### GOAL
Every line below should be copied exactly; drop the pictures.

### PROVIDED ENTRIES
%%
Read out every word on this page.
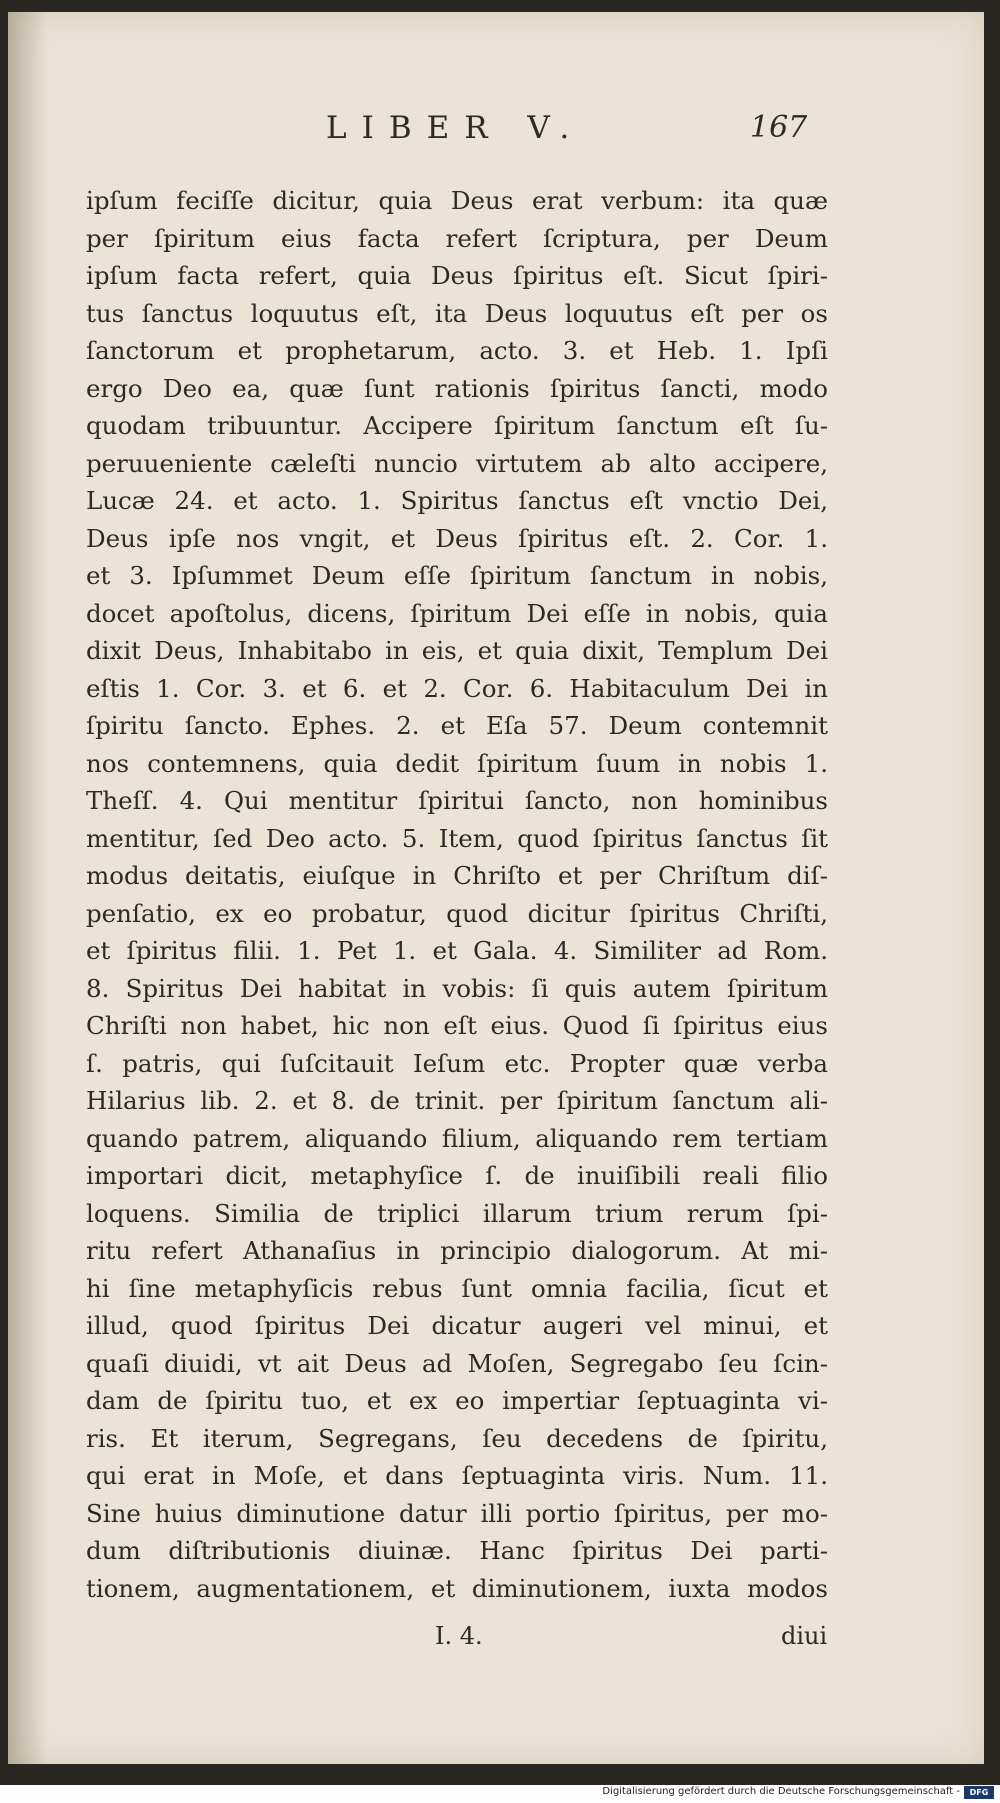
LIBER V.	167
ipſum feciſſe dicitur, quia Deus erat verbum: ita quæ
per ſpiritum eius facta refert ſcriptura, per Deum
ipſum facta refert, quia Deus ſpiritus eſt. Sicut ſpiri-
tus ſanctus loquutus eſt, ita Deus loquutus eſt per os
ſanctorum et prophetarum, acto. 3. et Heb. 1. Ipſi
ergo Deo ea, quæ ſunt rationis ſpiritus ſancti, modo
quodam tribuuntur. Accipere ſpiritum ſanctum eſt ſu-
peruueniente cæleſti nuncio virtutem ab alto accipere,
Lucæ 24. et acto. 1. Spiritus ſanctus eſt vnctio Dei,
Deus ipſe nos vngit, et Deus ſpiritus eſt. 2. Cor. 1.
et 3. Ipſummet Deum eſſe ſpiritum ſanctum in nobis,
docet apoſtolus, dicens, ſpiritum Dei eſſe in nobis, quia
dixit Deus, Inhabitabo in eis, et quia dixit, Templum Dei
eſtis 1. Cor. 3. et 6. et 2. Cor. 6. Habitaculum Dei in
ſpiritu ſancto. Ephes. 2. et Eſa 57. Deum contemnit
nos contemnens, quia dedit ſpiritum ſuum in nobis 1.
Theſſ. 4. Qui mentitur ſpiritui ſancto, non hominibus
mentitur, ſed Deo acto. 5. Item, quod ſpiritus ſanctus ſit
modus deitatis, eiuſque in Chriſto et per Chriſtum diſ-
penſatio, ex eo probatur, quod dicitur ſpiritus Chriſti,
et ſpiritus filii. 1. Pet 1. et Gala. 4. Similiter ad Rom.
8. Spiritus Dei habitat in vobis: ſi quis autem ſpiritum
Chriſti non habet, hic non eſt eius. Quod ſi ſpiritus eius
ſ. patris, qui ſuſcitauit Ieſum etc. Propter quæ verba
Hilarius lib. 2. et 8. de trinit. per ſpiritum ſanctum ali-
quando patrem, aliquando filium, aliquando rem tertiam
importari dicit, metaphyſice ſ. de inuiſibili reali filio
loquens. Similia de triplici illarum trium rerum ſpi-
ritu refert Athanaſius in principio dialogorum. At mi-
hi ſine metaphyſicis rebus ſunt omnia facilia, ſicut et
illud, quod ſpiritus Dei dicatur augeri vel minui, et
quaſi diuidi, vt ait Deus ad Moſen, Segregabo ſeu ſcin-
dam de ſpiritu tuo, et ex eo impertiar ſeptuaginta vi-
ris. Et iterum, Segregans, ſeu decedens de ſpiritu,
qui erat in Moſe, et dans ſeptuaginta viris. Num. 11.
Sine huius diminutione datur illi portio ſpiritus, per mo-
dum diſtributionis diuinæ. Hanc ſpiritus Dei parti-
tionem, augmentationem, et diminutionem, iuxta modos
I. 4.	diui
Digitalisierung gefördert durch die Deutsche Forschungsgemeinschaft -	DFG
%%
### SOLUTION TO THIS EXERCISE
Read out every word on this page.
LIBER V.	167
ipſum feciſſe dicitur, quia Deus erat verbum: ita quæ
per ſpiritum eius facta refert ſcriptura, per Deum
ipſum facta refert, quia Deus ſpiritus eſt. Sicut ſpiri-
tus ſanctus loquutus eſt, ita Deus loquutus eſt per os
ſanctorum et prophetarum, acto. 3. et Heb. 1. Ipſi
ergo Deo ea, quæ ſunt rationis ſpiritus ſancti, modo
quodam tribuuntur. Accipere ſpiritum ſanctum eſt ſu-
peruueniente cæleſti nuncio virtutem ab alto accipere,
Lucæ 24. et acto. 1. Spiritus ſanctus eſt vnctio Dei,
Deus ipſe nos vngit, et Deus ſpiritus eſt. 2. Cor. 1.
et 3. Ipſummet Deum eſſe ſpiritum ſanctum in nobis,
docet apoſtolus, dicens, ſpiritum Dei eſſe in nobis, quia
dixit Deus, Inhabitabo in eis, et quia dixit, Templum Dei
eſtis 1. Cor. 3. et 6. et 2. Cor. 6. Habitaculum Dei in
ſpiritu ſancto. Ephes. 2. et Eſa 57. Deum contemnit
nos contemnens, quia dedit ſpiritum ſuum in nobis 1.
Theſſ. 4. Qui mentitur ſpiritui ſancto, non hominibus
mentitur, ſed Deo acto. 5. Item, quod ſpiritus ſanctus ſit
modus deitatis, eiuſque in Chriſto et per Chriſtum diſ-
penſatio, ex eo probatur, quod dicitur ſpiritus Chriſti,
et ſpiritus filii. 1. Pet 1. et Gala. 4. Similiter ad Rom.
8. Spiritus Dei habitat in vobis: ſi quis autem ſpiritum
Chriſti non habet, hic non eſt eius. Quod ſi ſpiritus eius
ſ. patris, qui ſuſcitauit Ieſum etc. Propter quæ verba
Hilarius lib. 2. et 8. de trinit. per ſpiritum ſanctum ali-
quando patrem, aliquando filium, aliquando rem tertiam
importari dicit, metaphyſice ſ. de inuiſibili reali filio
loquens. Similia de triplici illarum trium rerum ſpi-
ritu refert Athanaſius in principio dialogorum. At mi-
hi ſine metaphyſicis rebus ſunt omnia facilia, ſicut et
illud, quod ſpiritus Dei dicatur augeri vel minui, et
quaſi diuidi, vt ait Deus ad Moſen, Segregabo ſeu ſcin-
dam de ſpiritu tuo, et ex eo impertiar ſeptuaginta vi-
ris. Et iterum, Segregans, ſeu decedens de ſpiritu,
qui erat in Moſe, et dans ſeptuaginta viris. Num. 11.
Sine huius diminutione datur illi portio ſpiritus, per mo-
dum diſtributionis diuinæ. Hanc ſpiritus Dei parti-
tionem, augmentationem, et diminutionem, iuxta modos
I. 4.	diui
Digitalisierung gefördert durch die Deutsche Forschungsgemeinschaft -	DFG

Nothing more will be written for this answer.